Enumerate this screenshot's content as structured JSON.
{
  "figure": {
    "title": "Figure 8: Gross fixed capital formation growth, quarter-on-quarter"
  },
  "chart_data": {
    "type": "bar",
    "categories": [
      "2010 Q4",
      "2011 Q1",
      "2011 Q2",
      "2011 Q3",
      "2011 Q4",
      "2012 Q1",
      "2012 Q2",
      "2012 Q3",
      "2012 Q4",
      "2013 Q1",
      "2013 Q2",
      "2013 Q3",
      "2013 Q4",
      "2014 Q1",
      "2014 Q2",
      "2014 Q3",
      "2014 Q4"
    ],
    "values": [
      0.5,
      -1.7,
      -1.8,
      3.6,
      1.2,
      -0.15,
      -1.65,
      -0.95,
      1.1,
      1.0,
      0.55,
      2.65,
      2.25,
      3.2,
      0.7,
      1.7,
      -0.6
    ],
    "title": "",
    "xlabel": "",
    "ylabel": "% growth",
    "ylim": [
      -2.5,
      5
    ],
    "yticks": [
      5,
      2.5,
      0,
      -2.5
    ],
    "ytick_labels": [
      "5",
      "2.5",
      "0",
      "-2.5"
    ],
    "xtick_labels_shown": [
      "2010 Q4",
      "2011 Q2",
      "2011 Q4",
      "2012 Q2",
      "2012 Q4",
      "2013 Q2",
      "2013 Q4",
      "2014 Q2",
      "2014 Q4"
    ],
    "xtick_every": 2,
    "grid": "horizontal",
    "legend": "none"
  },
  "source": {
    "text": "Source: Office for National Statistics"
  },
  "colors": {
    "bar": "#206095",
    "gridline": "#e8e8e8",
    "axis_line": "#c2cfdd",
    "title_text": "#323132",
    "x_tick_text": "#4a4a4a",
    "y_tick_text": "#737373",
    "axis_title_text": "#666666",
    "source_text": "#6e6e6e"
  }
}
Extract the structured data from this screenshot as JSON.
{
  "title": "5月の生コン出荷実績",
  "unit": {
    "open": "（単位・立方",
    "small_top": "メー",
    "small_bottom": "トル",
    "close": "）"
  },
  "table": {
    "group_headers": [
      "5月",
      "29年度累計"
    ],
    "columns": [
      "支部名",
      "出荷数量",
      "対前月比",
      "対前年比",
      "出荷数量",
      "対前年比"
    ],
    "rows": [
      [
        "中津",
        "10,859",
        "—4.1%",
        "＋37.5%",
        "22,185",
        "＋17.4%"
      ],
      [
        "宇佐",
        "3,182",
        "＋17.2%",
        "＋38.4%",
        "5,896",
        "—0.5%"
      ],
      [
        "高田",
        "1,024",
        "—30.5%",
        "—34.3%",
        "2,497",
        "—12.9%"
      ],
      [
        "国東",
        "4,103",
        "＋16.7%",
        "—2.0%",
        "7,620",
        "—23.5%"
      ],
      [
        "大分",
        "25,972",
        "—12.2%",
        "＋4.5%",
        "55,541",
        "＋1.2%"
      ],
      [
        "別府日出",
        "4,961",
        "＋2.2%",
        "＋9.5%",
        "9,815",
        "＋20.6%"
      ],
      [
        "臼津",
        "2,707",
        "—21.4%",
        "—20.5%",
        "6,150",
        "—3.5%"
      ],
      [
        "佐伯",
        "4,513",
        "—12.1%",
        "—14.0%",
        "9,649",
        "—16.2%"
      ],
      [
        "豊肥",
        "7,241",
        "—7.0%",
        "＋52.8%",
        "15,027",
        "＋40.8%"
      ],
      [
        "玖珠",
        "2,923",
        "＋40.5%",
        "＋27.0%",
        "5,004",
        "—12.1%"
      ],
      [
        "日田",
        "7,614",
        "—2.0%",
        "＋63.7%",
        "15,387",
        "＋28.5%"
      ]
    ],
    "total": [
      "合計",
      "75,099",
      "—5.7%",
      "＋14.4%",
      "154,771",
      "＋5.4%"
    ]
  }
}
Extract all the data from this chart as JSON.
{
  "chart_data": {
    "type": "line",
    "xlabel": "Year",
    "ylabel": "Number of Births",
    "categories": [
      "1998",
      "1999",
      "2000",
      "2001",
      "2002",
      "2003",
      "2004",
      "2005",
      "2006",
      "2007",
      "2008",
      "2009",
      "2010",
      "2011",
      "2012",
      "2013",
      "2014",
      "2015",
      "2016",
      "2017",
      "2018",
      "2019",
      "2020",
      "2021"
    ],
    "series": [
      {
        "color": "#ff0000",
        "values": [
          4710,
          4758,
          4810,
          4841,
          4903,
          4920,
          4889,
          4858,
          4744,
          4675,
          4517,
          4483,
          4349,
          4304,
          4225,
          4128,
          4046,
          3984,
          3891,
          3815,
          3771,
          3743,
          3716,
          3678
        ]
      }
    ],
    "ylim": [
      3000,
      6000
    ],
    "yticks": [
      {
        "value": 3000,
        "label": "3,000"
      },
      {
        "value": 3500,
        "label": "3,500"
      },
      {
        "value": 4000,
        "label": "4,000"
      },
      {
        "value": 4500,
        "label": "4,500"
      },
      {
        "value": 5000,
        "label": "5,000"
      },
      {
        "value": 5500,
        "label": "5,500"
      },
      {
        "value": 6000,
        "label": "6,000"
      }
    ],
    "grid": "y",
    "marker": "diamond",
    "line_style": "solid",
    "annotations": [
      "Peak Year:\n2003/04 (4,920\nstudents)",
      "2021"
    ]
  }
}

• Written instruction
Reply with nothing but a number: how many lines of the entries above contain the string "ylabel"?

• Task answer
2